Copy every line of the records below word for word, omitting the picture markers.
** Start Material for this exercise **
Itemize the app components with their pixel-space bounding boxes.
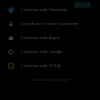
staticText: Select account to log in (31, 77, 70, 82)
staticText: Continue with Apple (21, 35, 60, 40)
button[interactable]: Use phone / email / username (0, 16, 100, 30)
button[interactable]: Continue with Facebook (0, 2, 100, 16)
staticText: Continue with Google (21, 49, 63, 54)
staticText: Use phone / email / username (21, 21, 79, 26)
button[interactable]: Continue with Apple (0, 30, 100, 44)
button[interactable]: Continue with Google (0, 44, 100, 58)
button[interactable]: Continue with TikTok (0, 58, 100, 72)
staticText: Continue with TikTok (21, 63, 62, 68)
button[interactable]: Last used (74, 2, 91, 8)
staticText: Continue with Facebook (21, 7, 68, 12)
staticText: Last used (75, 3, 90, 7)
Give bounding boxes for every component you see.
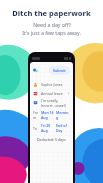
staticText: Fri 20 Aug (41, 123, 56, 133)
staticText: It's just a few taps away. (22, 29, 81, 36)
button[interactable]: I'm totally, honest, unwell (33, 98, 70, 107)
button[interactable]: From (33, 110, 70, 120)
staticText: From (33, 110, 41, 120)
staticText: End of Day (56, 123, 70, 133)
staticText: I'm totally, honest, unwell (41, 98, 70, 107)
button[interactable]: Submit (49, 66, 70, 75)
staticText: Deducted: 5 days (37, 137, 66, 142)
staticText: Submit (53, 68, 66, 73)
staticText: Mon 14 Aug (41, 110, 56, 120)
staticText: Morning (56, 110, 70, 120)
staticText: Sophie Jones (41, 82, 63, 87)
staticText: Annual leave (41, 91, 63, 96)
button[interactable]: To (33, 123, 70, 133)
staticText: Ditch the paperwork (12, 8, 91, 18)
other: App logo (33, 68, 38, 73)
button[interactable]: Sophie Jones (33, 80, 70, 89)
button[interactable]: Annual leave (33, 89, 70, 98)
staticText: To (33, 126, 37, 131)
staticText: Need a day off? (33, 21, 71, 28)
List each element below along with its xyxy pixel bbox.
** End Material for this exercise **
The output:
Itemize the app components with their pixel-space bounding boxes.
staticText: Select account to log in (31, 77, 70, 82)
staticText: Continue with Apple (21, 35, 60, 40)
button[interactable]: Use phone / email / username (0, 16, 100, 30)
button[interactable]: Continue with Facebook (0, 2, 100, 16)
staticText: Continue with Google (21, 49, 63, 54)
staticText: Use phone / email / username (21, 21, 79, 26)
button[interactable]: Continue with Apple (0, 30, 100, 44)
button[interactable]: Continue with Google (0, 44, 100, 58)
button[interactable]: Continue with TikTok (0, 58, 100, 72)
staticText: Continue with TikTok (21, 63, 62, 68)
button[interactable]: Last used (74, 2, 91, 8)
staticText: Continue with Facebook (21, 7, 68, 12)
staticText: Last used (75, 3, 90, 7)
Give bounding boxes for every component you see.
staticText: Fri 20 Aug (41, 123, 56, 133)
staticText: It's just a few taps away. (22, 29, 81, 36)
button[interactable]: I'm totally, honest, unwell (33, 98, 70, 107)
button[interactable]: From (33, 110, 70, 120)
staticText: From (33, 110, 41, 120)
staticText: End of Day (56, 123, 70, 133)
staticText: I'm totally, honest, unwell (41, 98, 70, 107)
button[interactable]: Submit (49, 66, 70, 75)
staticText: Deducted: 5 days (37, 137, 66, 142)
staticText: Submit (53, 68, 66, 73)
staticText: Mon 14 Aug (41, 110, 56, 120)
staticText: Morning (56, 110, 70, 120)
staticText: Sophie Jones (41, 82, 63, 87)
staticText: Annual leave (41, 91, 63, 96)
button[interactable]: To (33, 123, 70, 133)
staticText: Ditch the paperwork (12, 8, 91, 18)
other: App logo (33, 68, 38, 73)
button[interactable]: Sophie Jones (33, 80, 70, 89)
button[interactable]: Annual leave (33, 89, 70, 98)
staticText: To (33, 126, 37, 131)
staticText: Need a day off? (33, 21, 71, 28)
List each element below along with its xyxy pixel bbox.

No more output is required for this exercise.